● INSTRUCTION:
From the listing below, work out how many lines contain "this". Reply with that number only.

● SUPPLIED MATERIAL:
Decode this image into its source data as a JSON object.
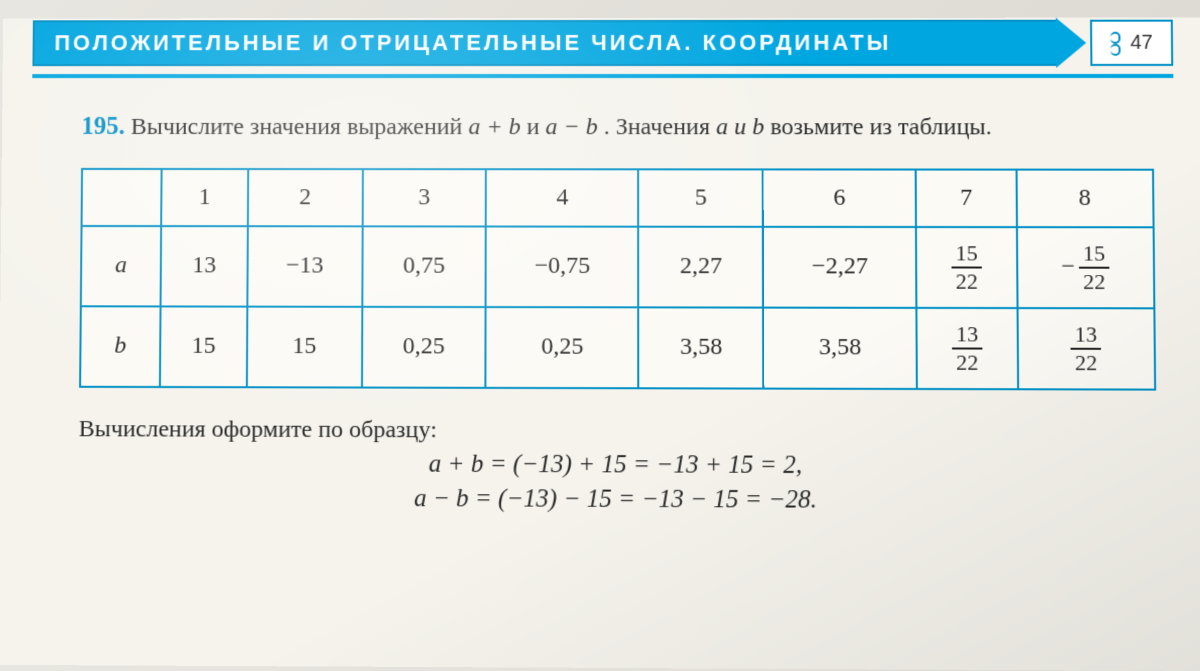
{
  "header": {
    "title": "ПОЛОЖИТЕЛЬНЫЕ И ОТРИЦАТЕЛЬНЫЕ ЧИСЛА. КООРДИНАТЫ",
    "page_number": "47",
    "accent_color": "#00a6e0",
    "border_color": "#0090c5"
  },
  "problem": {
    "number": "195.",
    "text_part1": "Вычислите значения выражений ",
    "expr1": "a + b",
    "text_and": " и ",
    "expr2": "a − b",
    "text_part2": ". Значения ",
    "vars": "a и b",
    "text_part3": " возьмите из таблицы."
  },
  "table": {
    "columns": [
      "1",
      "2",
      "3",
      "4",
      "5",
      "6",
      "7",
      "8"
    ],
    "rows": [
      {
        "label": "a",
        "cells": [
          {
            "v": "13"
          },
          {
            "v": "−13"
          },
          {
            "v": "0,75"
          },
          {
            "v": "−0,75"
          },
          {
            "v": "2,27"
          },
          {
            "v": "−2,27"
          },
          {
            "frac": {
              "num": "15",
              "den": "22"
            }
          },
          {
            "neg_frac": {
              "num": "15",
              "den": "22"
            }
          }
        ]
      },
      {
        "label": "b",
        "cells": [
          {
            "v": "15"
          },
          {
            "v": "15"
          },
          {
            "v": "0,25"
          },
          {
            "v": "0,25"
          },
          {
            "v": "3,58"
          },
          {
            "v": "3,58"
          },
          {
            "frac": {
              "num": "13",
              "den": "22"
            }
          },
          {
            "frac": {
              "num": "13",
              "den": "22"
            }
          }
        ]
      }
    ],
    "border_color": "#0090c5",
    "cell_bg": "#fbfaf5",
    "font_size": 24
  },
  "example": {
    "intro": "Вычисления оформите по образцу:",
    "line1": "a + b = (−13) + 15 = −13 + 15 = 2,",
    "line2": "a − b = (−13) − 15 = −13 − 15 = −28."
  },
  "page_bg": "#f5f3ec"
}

---

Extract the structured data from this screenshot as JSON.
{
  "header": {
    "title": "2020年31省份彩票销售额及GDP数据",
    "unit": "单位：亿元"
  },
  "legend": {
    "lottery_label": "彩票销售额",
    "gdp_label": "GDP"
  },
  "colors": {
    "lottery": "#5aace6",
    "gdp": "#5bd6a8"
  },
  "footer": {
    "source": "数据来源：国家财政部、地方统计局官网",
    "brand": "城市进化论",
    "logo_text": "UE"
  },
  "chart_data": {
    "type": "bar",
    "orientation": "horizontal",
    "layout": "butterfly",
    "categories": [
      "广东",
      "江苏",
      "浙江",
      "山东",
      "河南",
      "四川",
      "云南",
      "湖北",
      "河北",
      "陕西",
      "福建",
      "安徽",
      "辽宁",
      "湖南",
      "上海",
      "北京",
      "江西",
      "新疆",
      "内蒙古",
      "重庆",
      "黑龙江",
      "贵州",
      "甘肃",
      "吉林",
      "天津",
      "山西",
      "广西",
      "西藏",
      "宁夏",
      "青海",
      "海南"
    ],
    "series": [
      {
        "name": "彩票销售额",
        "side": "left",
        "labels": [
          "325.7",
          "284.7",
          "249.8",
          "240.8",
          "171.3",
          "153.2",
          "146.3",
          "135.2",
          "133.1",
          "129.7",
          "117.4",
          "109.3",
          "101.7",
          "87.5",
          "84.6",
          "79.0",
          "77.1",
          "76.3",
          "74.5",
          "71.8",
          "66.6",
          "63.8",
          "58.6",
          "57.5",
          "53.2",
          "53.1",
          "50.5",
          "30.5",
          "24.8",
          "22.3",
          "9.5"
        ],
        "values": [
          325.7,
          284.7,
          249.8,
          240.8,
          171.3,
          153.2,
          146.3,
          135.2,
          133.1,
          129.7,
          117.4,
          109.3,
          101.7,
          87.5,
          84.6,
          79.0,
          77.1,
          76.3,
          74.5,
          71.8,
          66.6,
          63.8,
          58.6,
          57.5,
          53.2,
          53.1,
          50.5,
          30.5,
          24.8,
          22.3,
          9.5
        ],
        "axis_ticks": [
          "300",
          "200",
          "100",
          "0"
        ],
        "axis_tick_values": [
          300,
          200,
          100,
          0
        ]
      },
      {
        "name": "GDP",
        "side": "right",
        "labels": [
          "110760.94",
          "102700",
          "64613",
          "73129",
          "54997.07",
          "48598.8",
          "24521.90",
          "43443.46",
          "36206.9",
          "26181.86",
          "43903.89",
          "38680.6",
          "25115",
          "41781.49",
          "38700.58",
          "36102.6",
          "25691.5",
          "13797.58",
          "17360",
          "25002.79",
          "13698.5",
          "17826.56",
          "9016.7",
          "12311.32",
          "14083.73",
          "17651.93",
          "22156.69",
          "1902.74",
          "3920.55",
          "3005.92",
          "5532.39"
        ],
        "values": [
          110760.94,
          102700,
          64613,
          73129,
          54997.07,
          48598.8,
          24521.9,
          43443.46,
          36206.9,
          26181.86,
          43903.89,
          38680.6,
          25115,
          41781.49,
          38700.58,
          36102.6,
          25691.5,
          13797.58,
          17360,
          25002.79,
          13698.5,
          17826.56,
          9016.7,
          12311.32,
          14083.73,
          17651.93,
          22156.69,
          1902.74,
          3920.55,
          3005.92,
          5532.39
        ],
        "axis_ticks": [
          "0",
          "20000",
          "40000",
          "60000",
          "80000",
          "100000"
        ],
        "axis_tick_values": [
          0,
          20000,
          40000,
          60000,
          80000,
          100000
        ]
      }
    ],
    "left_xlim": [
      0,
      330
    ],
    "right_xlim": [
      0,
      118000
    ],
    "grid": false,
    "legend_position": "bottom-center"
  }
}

==

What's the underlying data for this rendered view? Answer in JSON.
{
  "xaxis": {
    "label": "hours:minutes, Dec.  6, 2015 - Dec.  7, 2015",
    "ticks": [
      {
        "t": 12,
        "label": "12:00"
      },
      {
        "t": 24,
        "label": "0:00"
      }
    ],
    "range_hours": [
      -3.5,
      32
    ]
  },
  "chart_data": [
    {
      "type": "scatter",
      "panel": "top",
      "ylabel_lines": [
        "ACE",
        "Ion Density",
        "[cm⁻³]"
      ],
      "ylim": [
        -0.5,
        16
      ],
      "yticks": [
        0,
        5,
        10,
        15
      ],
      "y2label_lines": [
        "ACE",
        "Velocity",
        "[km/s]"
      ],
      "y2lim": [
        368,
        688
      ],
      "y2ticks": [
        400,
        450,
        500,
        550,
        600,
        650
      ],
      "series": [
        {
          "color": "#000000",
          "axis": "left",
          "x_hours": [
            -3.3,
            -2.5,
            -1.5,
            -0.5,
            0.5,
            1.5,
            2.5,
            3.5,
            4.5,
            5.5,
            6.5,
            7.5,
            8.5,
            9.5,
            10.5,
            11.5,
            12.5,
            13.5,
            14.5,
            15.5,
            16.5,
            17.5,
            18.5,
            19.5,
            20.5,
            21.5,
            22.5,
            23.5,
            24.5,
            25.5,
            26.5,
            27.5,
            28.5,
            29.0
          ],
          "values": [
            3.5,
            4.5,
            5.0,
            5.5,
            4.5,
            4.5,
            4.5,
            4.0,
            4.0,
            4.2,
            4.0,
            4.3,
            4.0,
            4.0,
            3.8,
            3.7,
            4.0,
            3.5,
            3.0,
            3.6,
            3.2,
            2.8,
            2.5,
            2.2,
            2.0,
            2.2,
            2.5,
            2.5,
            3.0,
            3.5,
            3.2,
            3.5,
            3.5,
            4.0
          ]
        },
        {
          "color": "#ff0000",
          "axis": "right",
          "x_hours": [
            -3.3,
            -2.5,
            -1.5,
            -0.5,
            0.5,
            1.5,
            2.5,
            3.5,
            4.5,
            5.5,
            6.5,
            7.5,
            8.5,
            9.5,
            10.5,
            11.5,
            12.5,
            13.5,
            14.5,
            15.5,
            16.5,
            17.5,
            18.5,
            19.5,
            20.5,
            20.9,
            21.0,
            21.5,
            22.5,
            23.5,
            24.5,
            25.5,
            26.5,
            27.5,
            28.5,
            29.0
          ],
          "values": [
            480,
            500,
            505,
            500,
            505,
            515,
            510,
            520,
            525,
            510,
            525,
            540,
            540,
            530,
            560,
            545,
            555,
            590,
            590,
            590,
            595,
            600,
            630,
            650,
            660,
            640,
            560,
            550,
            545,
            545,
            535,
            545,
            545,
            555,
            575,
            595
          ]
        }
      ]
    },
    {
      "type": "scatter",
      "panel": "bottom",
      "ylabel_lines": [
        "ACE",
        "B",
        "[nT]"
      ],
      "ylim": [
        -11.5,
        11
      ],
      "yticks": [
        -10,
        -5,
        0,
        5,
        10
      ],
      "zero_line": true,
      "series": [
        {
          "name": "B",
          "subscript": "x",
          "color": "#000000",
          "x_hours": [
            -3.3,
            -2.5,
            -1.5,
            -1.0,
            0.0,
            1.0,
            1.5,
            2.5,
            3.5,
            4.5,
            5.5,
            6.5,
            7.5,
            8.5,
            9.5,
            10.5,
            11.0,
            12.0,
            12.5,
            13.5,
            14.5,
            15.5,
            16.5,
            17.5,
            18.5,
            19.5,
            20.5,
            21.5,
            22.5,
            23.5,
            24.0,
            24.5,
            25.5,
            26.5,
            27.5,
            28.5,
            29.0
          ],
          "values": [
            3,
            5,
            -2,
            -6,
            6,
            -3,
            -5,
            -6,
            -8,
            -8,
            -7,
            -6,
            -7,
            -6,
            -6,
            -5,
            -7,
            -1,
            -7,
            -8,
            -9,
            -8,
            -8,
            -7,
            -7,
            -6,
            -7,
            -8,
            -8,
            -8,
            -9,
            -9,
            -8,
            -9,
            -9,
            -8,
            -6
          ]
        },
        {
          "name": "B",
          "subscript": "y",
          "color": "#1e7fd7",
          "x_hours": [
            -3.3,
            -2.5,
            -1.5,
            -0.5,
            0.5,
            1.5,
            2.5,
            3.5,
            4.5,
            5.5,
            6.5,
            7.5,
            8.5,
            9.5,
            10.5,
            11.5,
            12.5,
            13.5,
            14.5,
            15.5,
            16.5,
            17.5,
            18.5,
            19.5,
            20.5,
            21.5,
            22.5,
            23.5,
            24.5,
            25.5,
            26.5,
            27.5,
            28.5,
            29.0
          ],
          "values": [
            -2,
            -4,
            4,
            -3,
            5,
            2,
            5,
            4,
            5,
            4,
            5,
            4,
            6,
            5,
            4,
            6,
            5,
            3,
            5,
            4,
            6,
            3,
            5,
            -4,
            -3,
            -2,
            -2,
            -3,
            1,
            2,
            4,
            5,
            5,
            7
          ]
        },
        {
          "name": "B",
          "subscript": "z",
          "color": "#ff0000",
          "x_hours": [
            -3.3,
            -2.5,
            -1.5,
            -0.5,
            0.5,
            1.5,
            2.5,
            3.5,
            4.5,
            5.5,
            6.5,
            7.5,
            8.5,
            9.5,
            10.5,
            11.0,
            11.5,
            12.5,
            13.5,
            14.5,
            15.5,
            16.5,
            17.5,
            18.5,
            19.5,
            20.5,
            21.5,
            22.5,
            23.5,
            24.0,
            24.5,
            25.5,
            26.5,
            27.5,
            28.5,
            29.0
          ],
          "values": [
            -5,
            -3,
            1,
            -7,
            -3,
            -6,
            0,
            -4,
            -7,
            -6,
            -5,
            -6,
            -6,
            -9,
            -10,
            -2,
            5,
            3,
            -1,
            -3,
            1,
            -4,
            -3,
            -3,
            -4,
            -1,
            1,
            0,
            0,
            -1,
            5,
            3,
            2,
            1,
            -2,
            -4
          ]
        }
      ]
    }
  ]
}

● REPLY TO THE TASK:
3